§ GOAL
Work out how many lines have "placeholder" in them. Give only that number.

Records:
::::::::
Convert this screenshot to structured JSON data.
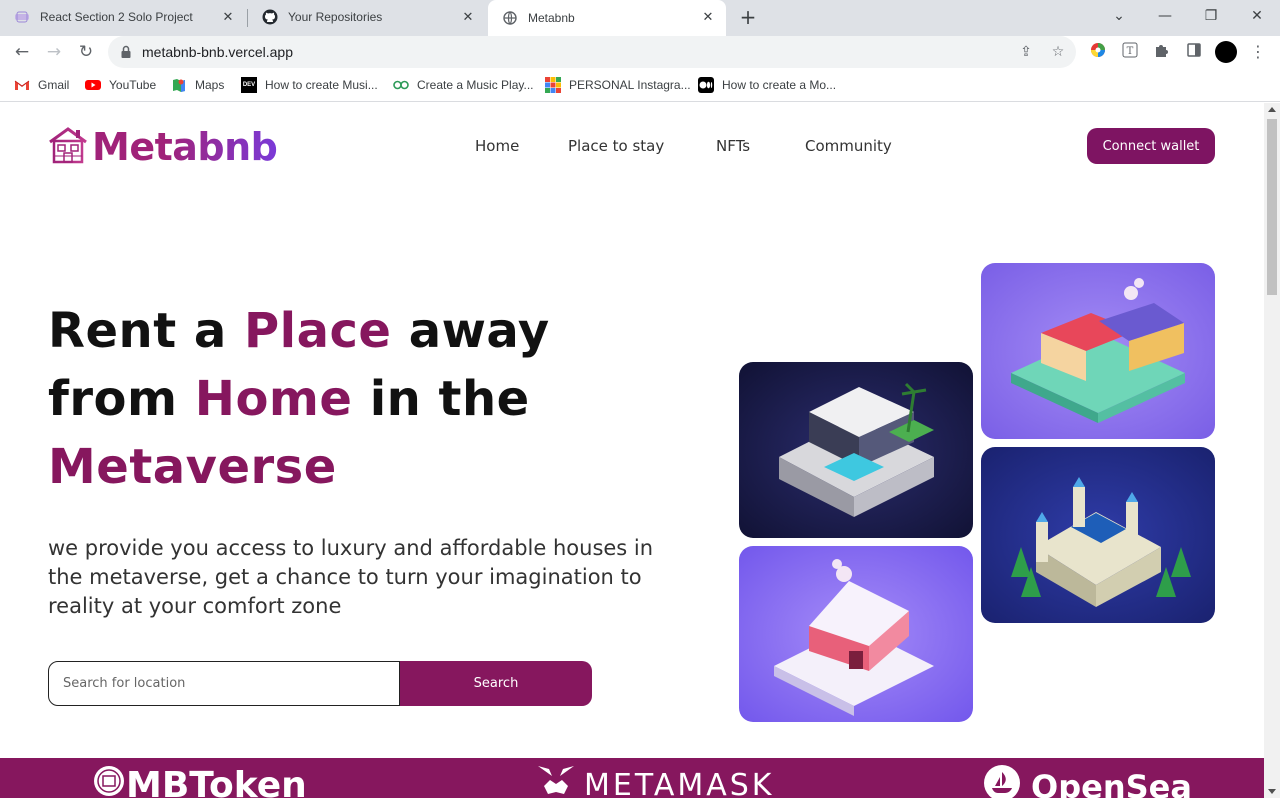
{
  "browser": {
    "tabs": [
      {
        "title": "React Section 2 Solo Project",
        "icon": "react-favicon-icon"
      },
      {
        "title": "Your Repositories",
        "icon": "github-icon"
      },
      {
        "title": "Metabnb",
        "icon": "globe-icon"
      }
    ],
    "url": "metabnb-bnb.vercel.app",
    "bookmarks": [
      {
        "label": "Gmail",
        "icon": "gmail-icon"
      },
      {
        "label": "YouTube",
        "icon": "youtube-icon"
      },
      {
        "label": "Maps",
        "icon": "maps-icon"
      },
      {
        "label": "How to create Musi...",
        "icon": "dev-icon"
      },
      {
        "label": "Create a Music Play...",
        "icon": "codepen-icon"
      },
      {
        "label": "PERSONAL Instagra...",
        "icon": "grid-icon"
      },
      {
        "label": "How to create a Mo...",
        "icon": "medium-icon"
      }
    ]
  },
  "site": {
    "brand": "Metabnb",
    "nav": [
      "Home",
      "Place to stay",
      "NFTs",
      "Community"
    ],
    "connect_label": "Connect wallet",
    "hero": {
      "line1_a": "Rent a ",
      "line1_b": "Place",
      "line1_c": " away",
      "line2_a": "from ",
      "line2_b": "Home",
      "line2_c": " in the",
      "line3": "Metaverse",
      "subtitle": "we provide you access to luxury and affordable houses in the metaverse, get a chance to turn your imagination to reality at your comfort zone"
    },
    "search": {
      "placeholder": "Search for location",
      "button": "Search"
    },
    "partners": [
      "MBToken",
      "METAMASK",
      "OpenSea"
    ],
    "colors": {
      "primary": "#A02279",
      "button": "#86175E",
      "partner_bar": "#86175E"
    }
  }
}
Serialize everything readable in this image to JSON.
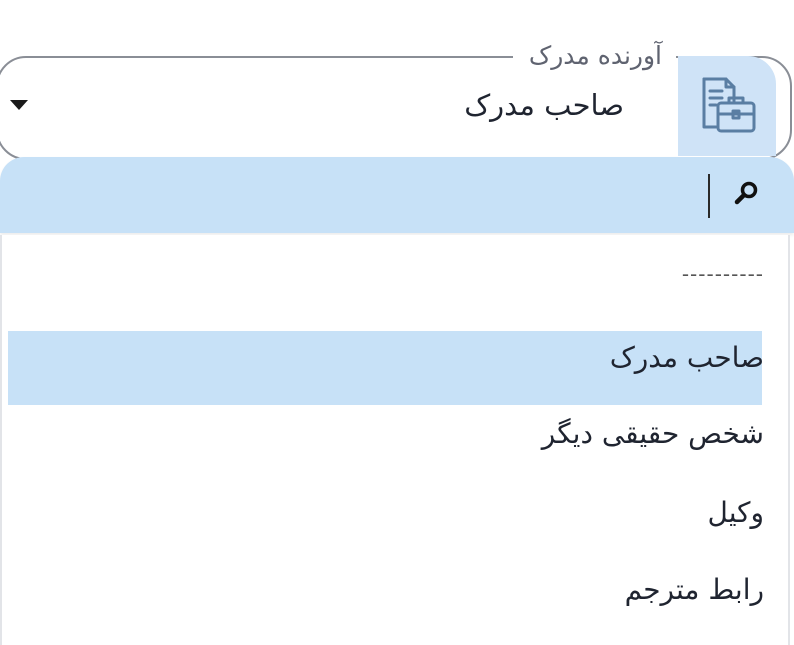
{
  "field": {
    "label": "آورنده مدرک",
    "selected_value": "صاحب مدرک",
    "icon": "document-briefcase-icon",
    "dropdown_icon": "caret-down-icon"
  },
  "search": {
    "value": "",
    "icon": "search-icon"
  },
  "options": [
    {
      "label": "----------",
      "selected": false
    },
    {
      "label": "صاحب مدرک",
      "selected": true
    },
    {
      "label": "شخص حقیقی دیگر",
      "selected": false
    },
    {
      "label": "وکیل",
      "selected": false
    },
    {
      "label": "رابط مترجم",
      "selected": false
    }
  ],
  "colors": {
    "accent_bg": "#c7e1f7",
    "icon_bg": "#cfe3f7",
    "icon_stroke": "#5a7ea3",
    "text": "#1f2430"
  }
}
::::::::
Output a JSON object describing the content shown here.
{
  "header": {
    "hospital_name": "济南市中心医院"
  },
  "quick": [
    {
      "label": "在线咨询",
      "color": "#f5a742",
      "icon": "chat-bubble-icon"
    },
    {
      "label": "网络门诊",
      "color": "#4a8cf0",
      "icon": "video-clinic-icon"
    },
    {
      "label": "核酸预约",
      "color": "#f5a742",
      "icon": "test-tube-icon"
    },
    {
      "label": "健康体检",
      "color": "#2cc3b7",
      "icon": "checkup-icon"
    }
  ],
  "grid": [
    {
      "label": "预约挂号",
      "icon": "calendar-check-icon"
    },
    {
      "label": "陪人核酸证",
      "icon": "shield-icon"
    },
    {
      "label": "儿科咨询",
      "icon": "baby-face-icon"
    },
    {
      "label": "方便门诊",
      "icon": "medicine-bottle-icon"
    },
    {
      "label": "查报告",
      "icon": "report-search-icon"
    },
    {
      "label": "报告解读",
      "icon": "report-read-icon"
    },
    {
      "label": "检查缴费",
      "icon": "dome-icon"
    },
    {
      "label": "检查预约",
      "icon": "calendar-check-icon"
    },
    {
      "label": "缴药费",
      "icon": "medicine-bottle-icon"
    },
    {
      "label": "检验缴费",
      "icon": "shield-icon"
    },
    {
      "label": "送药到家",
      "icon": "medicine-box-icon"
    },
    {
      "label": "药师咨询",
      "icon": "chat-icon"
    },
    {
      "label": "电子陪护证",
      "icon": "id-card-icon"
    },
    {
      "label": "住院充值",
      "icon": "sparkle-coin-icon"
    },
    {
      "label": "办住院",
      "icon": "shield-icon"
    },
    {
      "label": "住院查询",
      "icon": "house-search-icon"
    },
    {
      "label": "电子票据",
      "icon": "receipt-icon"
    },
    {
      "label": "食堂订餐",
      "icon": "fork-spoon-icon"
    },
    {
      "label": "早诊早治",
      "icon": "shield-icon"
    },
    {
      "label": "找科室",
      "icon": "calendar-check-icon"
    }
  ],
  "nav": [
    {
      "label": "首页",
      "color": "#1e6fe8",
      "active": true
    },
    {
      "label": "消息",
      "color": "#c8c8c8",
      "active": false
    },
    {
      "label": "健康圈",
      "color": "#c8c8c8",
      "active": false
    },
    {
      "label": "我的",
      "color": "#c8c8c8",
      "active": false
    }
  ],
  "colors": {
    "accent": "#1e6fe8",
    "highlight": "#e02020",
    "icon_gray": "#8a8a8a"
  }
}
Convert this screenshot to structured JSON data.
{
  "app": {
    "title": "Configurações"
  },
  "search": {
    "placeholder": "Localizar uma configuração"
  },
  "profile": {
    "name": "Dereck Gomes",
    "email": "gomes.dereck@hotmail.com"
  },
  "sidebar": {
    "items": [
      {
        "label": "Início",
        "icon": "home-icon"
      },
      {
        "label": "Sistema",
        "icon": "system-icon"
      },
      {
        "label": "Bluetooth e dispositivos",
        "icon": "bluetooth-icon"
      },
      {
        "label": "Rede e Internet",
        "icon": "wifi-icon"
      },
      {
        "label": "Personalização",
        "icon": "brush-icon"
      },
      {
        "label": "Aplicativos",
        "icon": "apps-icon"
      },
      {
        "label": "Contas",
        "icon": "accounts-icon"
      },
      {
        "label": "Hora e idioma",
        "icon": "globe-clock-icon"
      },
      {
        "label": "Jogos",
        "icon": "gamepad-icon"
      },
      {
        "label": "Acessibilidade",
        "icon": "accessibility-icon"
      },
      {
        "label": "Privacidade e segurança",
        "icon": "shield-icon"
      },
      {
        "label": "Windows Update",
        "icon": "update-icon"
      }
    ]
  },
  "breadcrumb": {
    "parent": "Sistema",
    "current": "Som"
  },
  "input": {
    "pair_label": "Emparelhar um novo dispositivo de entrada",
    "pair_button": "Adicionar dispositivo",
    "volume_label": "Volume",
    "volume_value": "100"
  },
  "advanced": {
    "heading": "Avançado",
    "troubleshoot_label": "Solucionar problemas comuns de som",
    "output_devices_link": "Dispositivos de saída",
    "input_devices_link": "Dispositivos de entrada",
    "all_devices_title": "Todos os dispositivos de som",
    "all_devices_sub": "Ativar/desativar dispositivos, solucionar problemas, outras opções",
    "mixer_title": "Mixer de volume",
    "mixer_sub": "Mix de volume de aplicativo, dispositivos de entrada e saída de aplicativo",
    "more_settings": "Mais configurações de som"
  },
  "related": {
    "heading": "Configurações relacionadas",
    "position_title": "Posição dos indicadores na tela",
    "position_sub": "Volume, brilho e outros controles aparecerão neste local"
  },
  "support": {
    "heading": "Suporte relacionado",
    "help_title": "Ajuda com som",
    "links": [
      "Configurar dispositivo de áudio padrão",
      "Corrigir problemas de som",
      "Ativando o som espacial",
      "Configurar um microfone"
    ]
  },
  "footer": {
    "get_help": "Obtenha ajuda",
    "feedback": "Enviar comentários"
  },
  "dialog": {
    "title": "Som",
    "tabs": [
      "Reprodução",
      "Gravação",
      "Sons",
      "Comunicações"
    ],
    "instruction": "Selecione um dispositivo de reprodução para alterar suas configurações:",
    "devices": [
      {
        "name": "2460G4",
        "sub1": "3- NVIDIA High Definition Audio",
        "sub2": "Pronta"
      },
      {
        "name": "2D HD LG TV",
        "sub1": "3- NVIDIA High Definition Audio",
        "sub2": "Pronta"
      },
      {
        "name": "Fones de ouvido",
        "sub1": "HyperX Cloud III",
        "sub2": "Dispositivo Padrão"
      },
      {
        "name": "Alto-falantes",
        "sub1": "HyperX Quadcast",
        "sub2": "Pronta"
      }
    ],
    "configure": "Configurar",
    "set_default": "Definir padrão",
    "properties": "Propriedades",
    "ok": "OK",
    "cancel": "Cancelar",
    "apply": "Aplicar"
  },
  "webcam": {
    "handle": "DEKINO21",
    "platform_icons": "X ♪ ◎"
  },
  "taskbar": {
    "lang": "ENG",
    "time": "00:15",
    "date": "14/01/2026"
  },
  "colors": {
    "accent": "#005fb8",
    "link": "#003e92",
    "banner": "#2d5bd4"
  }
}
::::::::
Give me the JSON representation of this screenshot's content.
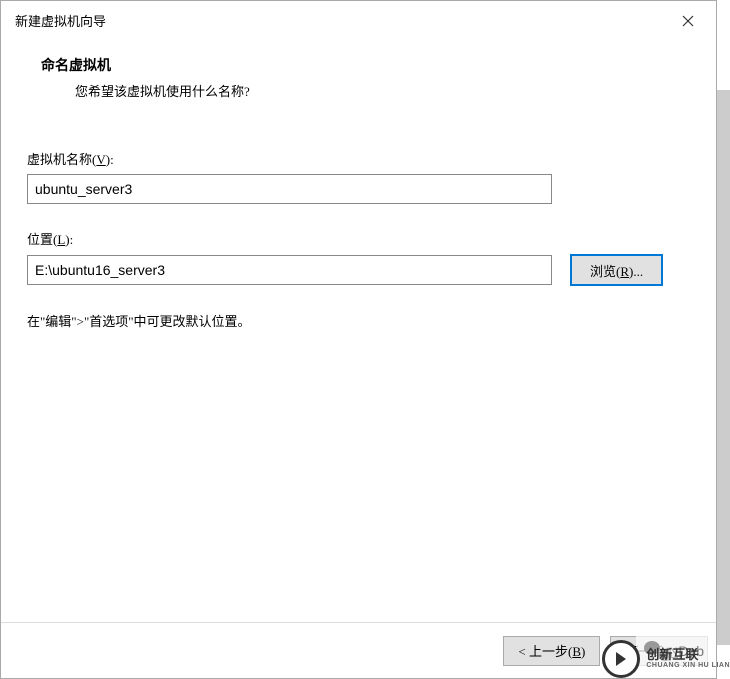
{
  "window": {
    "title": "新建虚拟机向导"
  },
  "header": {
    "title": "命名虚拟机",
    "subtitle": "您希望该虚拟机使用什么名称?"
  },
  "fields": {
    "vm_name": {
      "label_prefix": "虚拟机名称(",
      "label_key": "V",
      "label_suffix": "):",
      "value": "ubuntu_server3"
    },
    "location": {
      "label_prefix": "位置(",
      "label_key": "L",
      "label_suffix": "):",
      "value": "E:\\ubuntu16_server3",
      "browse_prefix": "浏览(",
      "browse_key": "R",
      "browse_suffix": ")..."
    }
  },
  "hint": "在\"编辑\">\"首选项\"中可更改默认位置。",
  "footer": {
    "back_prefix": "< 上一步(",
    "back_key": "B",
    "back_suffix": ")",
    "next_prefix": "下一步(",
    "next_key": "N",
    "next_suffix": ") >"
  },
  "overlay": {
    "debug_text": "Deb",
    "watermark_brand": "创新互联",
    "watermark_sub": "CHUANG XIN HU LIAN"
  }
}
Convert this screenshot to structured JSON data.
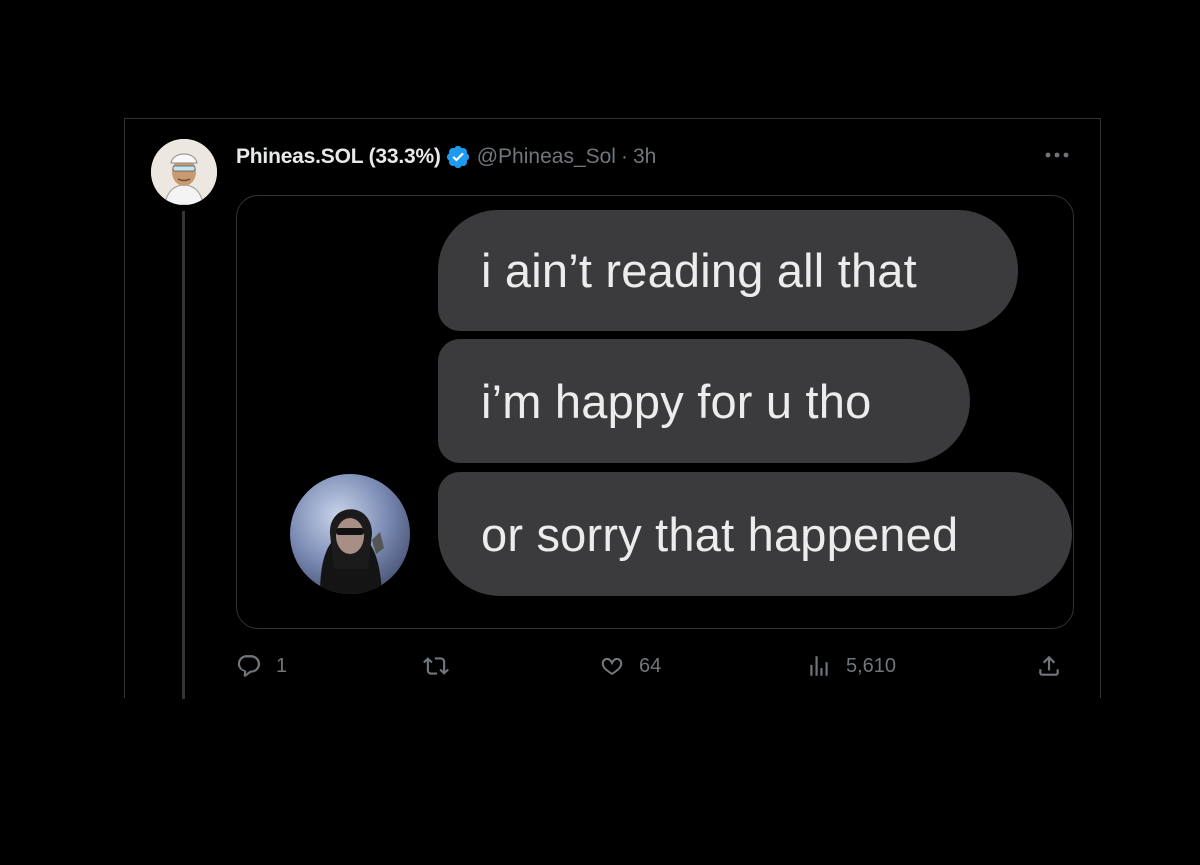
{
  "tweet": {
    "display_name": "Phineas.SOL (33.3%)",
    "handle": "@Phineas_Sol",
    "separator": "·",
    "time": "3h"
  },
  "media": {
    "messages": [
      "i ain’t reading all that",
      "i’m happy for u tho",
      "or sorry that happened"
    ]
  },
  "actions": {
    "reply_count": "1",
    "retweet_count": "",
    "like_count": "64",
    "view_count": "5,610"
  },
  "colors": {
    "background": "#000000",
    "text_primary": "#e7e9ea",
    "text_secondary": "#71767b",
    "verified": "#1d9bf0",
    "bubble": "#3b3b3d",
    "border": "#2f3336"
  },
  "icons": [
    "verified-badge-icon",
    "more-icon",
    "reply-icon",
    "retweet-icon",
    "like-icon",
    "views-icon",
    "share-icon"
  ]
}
::::::::
§ THE RESULT
2